■ DIRECTIONS FOR THIS TASK:
In full and without alteration, give the listing again.

■ ITEMS:
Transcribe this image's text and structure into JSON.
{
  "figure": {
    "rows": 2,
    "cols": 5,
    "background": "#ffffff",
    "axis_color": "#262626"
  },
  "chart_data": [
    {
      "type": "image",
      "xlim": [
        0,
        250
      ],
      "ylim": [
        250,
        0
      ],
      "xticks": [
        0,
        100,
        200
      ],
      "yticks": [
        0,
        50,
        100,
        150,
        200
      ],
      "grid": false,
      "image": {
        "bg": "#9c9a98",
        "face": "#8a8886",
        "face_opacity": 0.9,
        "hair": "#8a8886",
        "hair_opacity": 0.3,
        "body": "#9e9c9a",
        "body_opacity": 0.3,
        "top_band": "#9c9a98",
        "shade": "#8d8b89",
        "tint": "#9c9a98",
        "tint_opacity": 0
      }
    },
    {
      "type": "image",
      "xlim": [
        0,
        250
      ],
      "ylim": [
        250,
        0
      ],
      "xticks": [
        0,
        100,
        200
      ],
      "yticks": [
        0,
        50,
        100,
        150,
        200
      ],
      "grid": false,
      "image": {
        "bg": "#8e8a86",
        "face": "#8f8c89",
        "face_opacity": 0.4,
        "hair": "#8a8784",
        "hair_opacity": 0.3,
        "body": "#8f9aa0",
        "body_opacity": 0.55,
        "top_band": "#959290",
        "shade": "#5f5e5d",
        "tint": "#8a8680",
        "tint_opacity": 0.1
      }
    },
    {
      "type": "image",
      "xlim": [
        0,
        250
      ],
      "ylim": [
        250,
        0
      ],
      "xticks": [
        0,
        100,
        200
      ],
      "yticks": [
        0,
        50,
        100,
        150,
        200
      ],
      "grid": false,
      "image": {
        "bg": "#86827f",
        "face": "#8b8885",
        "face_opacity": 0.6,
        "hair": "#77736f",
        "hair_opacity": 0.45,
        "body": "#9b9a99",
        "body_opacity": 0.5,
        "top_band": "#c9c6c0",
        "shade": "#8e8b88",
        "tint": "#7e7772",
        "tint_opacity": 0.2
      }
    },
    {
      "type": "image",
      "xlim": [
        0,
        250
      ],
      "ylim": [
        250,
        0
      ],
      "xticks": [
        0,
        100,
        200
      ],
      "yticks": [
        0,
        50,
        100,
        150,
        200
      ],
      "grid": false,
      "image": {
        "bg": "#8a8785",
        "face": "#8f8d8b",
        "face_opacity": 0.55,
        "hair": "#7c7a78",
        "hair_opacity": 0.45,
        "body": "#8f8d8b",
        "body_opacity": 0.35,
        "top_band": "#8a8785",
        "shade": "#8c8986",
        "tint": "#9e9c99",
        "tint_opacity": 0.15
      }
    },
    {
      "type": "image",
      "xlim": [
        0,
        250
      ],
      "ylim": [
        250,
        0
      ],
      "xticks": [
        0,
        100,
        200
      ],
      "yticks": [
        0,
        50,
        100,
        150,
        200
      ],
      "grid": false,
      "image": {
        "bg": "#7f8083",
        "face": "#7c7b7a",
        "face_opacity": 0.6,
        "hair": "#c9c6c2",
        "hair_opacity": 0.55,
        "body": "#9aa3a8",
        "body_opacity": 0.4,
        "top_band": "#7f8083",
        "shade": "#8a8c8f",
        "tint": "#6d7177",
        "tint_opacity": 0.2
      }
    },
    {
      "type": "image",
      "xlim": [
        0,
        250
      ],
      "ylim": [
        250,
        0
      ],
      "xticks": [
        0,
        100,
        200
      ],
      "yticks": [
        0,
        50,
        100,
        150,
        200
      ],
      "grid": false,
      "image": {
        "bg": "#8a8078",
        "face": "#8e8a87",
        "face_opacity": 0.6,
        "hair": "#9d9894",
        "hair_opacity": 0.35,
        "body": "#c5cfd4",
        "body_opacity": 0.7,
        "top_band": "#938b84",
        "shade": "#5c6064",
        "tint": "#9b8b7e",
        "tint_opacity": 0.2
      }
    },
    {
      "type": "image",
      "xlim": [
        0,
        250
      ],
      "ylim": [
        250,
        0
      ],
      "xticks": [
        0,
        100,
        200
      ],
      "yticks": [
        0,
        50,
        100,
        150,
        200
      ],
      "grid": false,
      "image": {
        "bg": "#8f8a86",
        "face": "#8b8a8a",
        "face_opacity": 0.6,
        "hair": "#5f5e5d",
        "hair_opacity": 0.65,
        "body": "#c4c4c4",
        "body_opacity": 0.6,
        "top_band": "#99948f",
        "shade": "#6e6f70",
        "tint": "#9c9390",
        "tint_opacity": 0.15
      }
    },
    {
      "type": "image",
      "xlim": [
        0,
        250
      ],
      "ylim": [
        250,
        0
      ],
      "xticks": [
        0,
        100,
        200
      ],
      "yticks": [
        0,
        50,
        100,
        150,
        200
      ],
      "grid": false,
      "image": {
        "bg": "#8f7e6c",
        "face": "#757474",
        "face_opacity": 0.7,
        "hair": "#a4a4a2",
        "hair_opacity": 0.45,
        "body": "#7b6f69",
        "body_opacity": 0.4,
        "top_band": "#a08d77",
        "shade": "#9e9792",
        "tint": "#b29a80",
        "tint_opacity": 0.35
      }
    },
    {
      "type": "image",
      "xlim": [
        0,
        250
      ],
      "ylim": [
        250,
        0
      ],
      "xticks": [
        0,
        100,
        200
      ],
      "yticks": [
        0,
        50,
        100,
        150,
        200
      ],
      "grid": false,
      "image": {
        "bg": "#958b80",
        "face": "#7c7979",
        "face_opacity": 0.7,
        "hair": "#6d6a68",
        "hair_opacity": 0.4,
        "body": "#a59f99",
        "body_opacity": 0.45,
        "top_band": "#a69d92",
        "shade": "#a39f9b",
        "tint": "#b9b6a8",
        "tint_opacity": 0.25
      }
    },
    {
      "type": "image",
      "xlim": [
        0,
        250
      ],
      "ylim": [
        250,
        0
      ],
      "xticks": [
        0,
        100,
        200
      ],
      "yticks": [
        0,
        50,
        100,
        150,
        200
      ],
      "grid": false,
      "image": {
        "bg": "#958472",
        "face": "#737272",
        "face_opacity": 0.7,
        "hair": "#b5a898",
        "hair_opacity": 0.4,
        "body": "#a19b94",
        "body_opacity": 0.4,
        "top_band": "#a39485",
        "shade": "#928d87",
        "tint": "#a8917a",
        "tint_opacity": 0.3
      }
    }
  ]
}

■ TASK RESPONSE:
Transcribe this image's text and structure into JSON.
{
  "figure": {
    "rows": 2,
    "cols": 5,
    "background": "#ffffff",
    "axis_color": "#262626"
  },
  "chart_data": [
    {
      "type": "image",
      "xlim": [
        0,
        250
      ],
      "ylim": [
        250,
        0
      ],
      "xticks": [
        0,
        100,
        200
      ],
      "yticks": [
        0,
        50,
        100,
        150,
        200
      ],
      "grid": false,
      "image": {
        "bg": "#9c9a98",
        "face": "#8a8886",
        "face_opacity": 0.9,
        "hair": "#8a8886",
        "hair_opacity": 0.3,
        "body": "#9e9c9a",
        "body_opacity": 0.3,
        "top_band": "#9c9a98",
        "shade": "#8d8b89",
        "tint": "#9c9a98",
        "tint_opacity": 0
      }
    },
    {
      "type": "image",
      "xlim": [
        0,
        250
      ],
      "ylim": [
        250,
        0
      ],
      "xticks": [
        0,
        100,
        200
      ],
      "yticks": [
        0,
        50,
        100,
        150,
        200
      ],
      "grid": false,
      "image": {
        "bg": "#8e8a86",
        "face": "#8f8c89",
        "face_opacity": 0.4,
        "hair": "#8a8784",
        "hair_opacity": 0.3,
        "body": "#8f9aa0",
        "body_opacity": 0.55,
        "top_band": "#959290",
        "shade": "#5f5e5d",
        "tint": "#8a8680",
        "tint_opacity": 0.1
      }
    },
    {
      "type": "image",
      "xlim": [
        0,
        250
      ],
      "ylim": [
        250,
        0
      ],
      "xticks": [
        0,
        100,
        200
      ],
      "yticks": [
        0,
        50,
        100,
        150,
        200
      ],
      "grid": false,
      "image": {
        "bg": "#86827f",
        "face": "#8b8885",
        "face_opacity": 0.6,
        "hair": "#77736f",
        "hair_opacity": 0.45,
        "body": "#9b9a99",
        "body_opacity": 0.5,
        "top_band": "#c9c6c0",
        "shade": "#8e8b88",
        "tint": "#7e7772",
        "tint_opacity": 0.2
      }
    },
    {
      "type": "image",
      "xlim": [
        0,
        250
      ],
      "ylim": [
        250,
        0
      ],
      "xticks": [
        0,
        100,
        200
      ],
      "yticks": [
        0,
        50,
        100,
        150,
        200
      ],
      "grid": false,
      "image": {
        "bg": "#8a8785",
        "face": "#8f8d8b",
        "face_opacity": 0.55,
        "hair": "#7c7a78",
        "hair_opacity": 0.45,
        "body": "#8f8d8b",
        "body_opacity": 0.35,
        "top_band": "#8a8785",
        "shade": "#8c8986",
        "tint": "#9e9c99",
        "tint_opacity": 0.15
      }
    },
    {
      "type": "image",
      "xlim": [
        0,
        250
      ],
      "ylim": [
        250,
        0
      ],
      "xticks": [
        0,
        100,
        200
      ],
      "yticks": [
        0,
        50,
        100,
        150,
        200
      ],
      "grid": false,
      "image": {
        "bg": "#7f8083",
        "face": "#7c7b7a",
        "face_opacity": 0.6,
        "hair": "#c9c6c2",
        "hair_opacity": 0.55,
        "body": "#9aa3a8",
        "body_opacity": 0.4,
        "top_band": "#7f8083",
        "shade": "#8a8c8f",
        "tint": "#6d7177",
        "tint_opacity": 0.2
      }
    },
    {
      "type": "image",
      "xlim": [
        0,
        250
      ],
      "ylim": [
        250,
        0
      ],
      "xticks": [
        0,
        100,
        200
      ],
      "yticks": [
        0,
        50,
        100,
        150,
        200
      ],
      "grid": false,
      "image": {
        "bg": "#8a8078",
        "face": "#8e8a87",
        "face_opacity": 0.6,
        "hair": "#9d9894",
        "hair_opacity": 0.35,
        "body": "#c5cfd4",
        "body_opacity": 0.7,
        "top_band": "#938b84",
        "shade": "#5c6064",
        "tint": "#9b8b7e",
        "tint_opacity": 0.2
      }
    },
    {
      "type": "image",
      "xlim": [
        0,
        250
      ],
      "ylim": [
        250,
        0
      ],
      "xticks": [
        0,
        100,
        200
      ],
      "yticks": [
        0,
        50,
        100,
        150,
        200
      ],
      "grid": false,
      "image": {
        "bg": "#8f8a86",
        "face": "#8b8a8a",
        "face_opacity": 0.6,
        "hair": "#5f5e5d",
        "hair_opacity": 0.65,
        "body": "#c4c4c4",
        "body_opacity": 0.6,
        "top_band": "#99948f",
        "shade": "#6e6f70",
        "tint": "#9c9390",
        "tint_opacity": 0.15
      }
    },
    {
      "type": "image",
      "xlim": [
        0,
        250
      ],
      "ylim": [
        250,
        0
      ],
      "xticks": [
        0,
        100,
        200
      ],
      "yticks": [
        0,
        50,
        100,
        150,
        200
      ],
      "grid": false,
      "image": {
        "bg": "#8f7e6c",
        "face": "#757474",
        "face_opacity": 0.7,
        "hair": "#a4a4a2",
        "hair_opacity": 0.45,
        "body": "#7b6f69",
        "body_opacity": 0.4,
        "top_band": "#a08d77",
        "shade": "#9e9792",
        "tint": "#b29a80",
        "tint_opacity": 0.35
      }
    },
    {
      "type": "image",
      "xlim": [
        0,
        250
      ],
      "ylim": [
        250,
        0
      ],
      "xticks": [
        0,
        100,
        200
      ],
      "yticks": [
        0,
        50,
        100,
        150,
        200
      ],
      "grid": false,
      "image": {
        "bg": "#958b80",
        "face": "#7c7979",
        "face_opacity": 0.7,
        "hair": "#6d6a68",
        "hair_opacity": 0.4,
        "body": "#a59f99",
        "body_opacity": 0.45,
        "top_band": "#a69d92",
        "shade": "#a39f9b",
        "tint": "#b9b6a8",
        "tint_opacity": 0.25
      }
    },
    {
      "type": "image",
      "xlim": [
        0,
        250
      ],
      "ylim": [
        250,
        0
      ],
      "xticks": [
        0,
        100,
        200
      ],
      "yticks": [
        0,
        50,
        100,
        150,
        200
      ],
      "grid": false,
      "image": {
        "bg": "#958472",
        "face": "#737272",
        "face_opacity": 0.7,
        "hair": "#b5a898",
        "hair_opacity": 0.4,
        "body": "#a19b94",
        "body_opacity": 0.4,
        "top_band": "#a39485",
        "shade": "#928d87",
        "tint": "#a8917a",
        "tint_opacity": 0.3
      }
    }
  ]
}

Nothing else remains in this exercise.